A 55-year-old male patient with a medical history free of systemic conditions was submitted to phacoemulsification and implantation of a Lentis LS-502-1 (Oculentis GmbH, Berlin, Germany) IOL combined with vitrectomy for rhegmatogenous retinal detachment in the right eye. Two months later he returned to the clinic with recurrent retinal detachment owing to proliferative vitreoretinopathy and was submitted to silicone oil injection. In November 2011, 8 months after implantation of the IOL and 6 months after silicone oil injection, the IOL was explanted during silicone oil removal owing to opacification. Visual acuity was 20/80 before and 1 year after IOL exchange and silicone oil removal.


Case 3 (Lens Number 4)


A 69-year-old male patient with a history of hypertension and cardiac arrhythmia had an uneventful phacoemulsification with implantation of Lentis LS-502-1 (Oculentis GmbH, Berlin, Germany) IOL in the capsular bag of the right eye. The IOL was explanted 22 months postoperatively owing to opacification that caused a decrease in visual acuity from 20/40 to hand motion.


Case 4 (Lens Number 5)


An 82-year-old male patient had an uneventful phacoemulsification with implantation of a Lentis LS-502-1 (Oculentis GmbH) IOL in the capsular bag. The patient had a medical history of hypertension, atrial fibrillation, and coronary heart disease. The IOL was explanted 20 months postoperatively owing to optic opacification and a decrease in visual acuity to 20/40 with strong visual symptoms.


Case 5 (Lens Number 6)

→ Data to examine:

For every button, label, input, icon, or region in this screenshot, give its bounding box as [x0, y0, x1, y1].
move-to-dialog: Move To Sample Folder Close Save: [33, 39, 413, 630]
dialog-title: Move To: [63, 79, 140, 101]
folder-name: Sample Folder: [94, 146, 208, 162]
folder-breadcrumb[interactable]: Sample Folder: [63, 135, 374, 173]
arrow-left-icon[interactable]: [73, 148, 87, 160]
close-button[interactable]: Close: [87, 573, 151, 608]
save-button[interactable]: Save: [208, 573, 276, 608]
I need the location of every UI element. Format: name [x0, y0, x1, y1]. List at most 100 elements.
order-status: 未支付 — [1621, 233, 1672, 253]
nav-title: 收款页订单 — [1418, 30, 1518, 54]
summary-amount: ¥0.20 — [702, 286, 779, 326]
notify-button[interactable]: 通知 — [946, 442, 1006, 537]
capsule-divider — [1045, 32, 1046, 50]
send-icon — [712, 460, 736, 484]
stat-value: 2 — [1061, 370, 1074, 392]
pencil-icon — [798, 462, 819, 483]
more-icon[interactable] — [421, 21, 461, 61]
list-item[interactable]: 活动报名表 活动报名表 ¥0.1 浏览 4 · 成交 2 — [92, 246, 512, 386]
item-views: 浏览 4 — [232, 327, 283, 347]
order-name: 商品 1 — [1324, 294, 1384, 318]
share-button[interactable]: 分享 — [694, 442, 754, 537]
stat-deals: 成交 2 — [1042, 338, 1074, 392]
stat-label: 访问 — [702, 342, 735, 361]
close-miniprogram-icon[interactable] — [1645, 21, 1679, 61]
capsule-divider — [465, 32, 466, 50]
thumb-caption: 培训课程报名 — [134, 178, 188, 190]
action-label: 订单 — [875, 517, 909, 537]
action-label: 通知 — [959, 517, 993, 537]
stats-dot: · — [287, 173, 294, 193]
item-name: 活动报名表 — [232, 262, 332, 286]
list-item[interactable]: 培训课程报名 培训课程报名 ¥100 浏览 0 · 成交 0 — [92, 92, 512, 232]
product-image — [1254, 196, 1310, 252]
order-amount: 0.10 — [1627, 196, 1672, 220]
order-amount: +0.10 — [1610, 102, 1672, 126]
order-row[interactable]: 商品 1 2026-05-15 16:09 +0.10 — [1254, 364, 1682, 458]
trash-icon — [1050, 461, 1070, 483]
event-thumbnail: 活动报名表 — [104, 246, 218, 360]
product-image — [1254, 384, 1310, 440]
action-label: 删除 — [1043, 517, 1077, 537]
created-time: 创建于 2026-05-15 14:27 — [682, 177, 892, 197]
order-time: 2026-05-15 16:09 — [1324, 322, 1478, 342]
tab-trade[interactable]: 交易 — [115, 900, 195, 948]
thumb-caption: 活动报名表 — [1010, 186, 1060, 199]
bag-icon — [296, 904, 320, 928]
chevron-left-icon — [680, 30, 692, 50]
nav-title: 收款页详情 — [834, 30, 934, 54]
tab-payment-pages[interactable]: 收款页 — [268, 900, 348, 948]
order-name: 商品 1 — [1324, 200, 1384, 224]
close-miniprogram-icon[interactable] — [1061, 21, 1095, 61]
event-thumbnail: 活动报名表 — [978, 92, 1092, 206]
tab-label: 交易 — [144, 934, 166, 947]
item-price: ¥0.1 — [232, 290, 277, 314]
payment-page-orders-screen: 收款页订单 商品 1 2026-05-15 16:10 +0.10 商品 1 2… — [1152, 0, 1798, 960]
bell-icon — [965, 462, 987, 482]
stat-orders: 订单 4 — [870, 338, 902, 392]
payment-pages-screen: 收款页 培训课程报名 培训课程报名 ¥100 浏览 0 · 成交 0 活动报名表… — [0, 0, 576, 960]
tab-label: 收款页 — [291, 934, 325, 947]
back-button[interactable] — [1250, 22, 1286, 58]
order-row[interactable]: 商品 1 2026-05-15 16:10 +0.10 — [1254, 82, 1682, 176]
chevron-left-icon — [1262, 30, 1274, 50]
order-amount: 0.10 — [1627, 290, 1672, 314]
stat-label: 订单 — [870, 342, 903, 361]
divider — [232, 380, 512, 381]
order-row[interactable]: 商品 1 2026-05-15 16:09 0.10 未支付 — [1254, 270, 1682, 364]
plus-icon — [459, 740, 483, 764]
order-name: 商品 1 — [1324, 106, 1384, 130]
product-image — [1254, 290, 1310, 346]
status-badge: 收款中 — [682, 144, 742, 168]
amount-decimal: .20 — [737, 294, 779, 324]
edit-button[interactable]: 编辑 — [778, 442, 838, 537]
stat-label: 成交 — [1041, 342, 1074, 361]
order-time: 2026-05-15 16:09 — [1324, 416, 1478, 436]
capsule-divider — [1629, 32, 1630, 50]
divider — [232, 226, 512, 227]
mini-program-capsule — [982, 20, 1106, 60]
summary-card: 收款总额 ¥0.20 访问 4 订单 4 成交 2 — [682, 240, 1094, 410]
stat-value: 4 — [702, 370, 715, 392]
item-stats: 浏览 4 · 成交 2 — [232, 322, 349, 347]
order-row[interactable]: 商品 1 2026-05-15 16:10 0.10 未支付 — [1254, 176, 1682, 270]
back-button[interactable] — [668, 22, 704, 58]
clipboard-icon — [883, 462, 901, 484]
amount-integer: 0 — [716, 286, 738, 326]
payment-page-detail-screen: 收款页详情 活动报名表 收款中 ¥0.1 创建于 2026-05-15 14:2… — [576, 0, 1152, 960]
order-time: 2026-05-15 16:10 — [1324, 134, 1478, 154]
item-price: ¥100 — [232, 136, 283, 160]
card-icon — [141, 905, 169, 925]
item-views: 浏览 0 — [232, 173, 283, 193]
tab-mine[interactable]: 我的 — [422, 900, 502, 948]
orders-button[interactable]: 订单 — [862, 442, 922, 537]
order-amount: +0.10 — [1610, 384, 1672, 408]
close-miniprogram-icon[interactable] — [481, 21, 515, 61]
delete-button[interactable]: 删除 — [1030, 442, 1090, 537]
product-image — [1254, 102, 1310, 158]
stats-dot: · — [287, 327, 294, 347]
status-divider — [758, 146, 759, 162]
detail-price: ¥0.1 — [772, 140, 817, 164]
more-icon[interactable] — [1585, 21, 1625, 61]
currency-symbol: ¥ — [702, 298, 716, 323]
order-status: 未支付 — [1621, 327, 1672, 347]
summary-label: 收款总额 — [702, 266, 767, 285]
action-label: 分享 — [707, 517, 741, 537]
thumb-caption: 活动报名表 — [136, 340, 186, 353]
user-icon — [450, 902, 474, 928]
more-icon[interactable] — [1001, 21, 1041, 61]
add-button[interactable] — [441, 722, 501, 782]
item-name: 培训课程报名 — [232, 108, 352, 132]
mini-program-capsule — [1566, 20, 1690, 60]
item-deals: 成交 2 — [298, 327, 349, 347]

→ What to do:
• A. In the case reports on lens opacification, how many months after surgery was the lens removed in Case 3?
• B. Continue the case reports on lens opacification from where they stop.

→ Responses by item number:
• A. 22 months

• B.
A 62-year-old female patient had a pars plana vitrectomy and silicone oil instillation combined with phacoemulsification and implantation of a Lentis-LS-502-1 (Oculentis GmbH) IOL for tractive retinal detachment and diabetic retinopathy. The patient had a history of diabetes, renal failure, renal anemia, and hypertension. After 13 months the silicone oil was removed. After removal of the silicone oil a capsulotomy was performed. The IOL was explanted 3 months later owing to opacification. Visual acuity was 20/200 before IOL explantation and stabilized at 20/60 1 year after IOL exchange.


The interval between the initial cataract surgery and the onset of the lens opacification was 257–820 days. One of the patients was found to develop bilateral IOL opacification. Two of the patients underwent combined pars plana vitrectomy and silicone oil instillation combined with phacoemulsification and IOL implantation, 1 for retinal rhegmatogenous detachment and the other for tractive retinal detachment and diabetic retinopathy. Most of the patients had some systemic disease. Four patients had systemic hypertension, 2 had atrial fibrillation, 2 had renal failure, 2 had type II diabetes, 1 had chronic obstructive pulmonary disease, 1 had coronary heart disease, 1 had cardiac arrhythmia, 1 had renal anemia, and 1 patient had a disease-free medical history. The systemic diseases of the patients are summarized in Table 2 .



Table 2

Summary of Systemic Diseases of the Patients With Intraocular Lens Opacification
































































Patient No. Hypertension Atrial Fibrillation COPD Diabetes Renal Failure Cardiac Arrhythmia CHD Renal Anemia
1 + + + + +
2
3 + +
4 + + +
5 + + + +

CHD = coronary heart disease; COPD = chronic obstructive pulmonary disease.

+ indicates disease; − indicates disease-free state.


The substances used during surgery were diluted epinephrine solution for pupil dilation at the beginning of the procedures (adrenaline 1:1000; Infectopharm) and a cohesive viscoelastic for capsulorrhexis and lens implantation (Healon; AMO).




Results


Case 1 (Lens Numbers 1 and 2)


Examination of opacified IOL number 1 showed lumps on the anterior surface of the lens due to subsurface formation of calcium phosphate deposits (∼10 μm). The solid deposits (most probably clusters of apatite crystals, the size of which is of the order of few tens of nanometers) of crystallite clusters seem to form a front migrating from the IOL interior to the surface, hence the protruding globules on the surface ( Figure 1 ).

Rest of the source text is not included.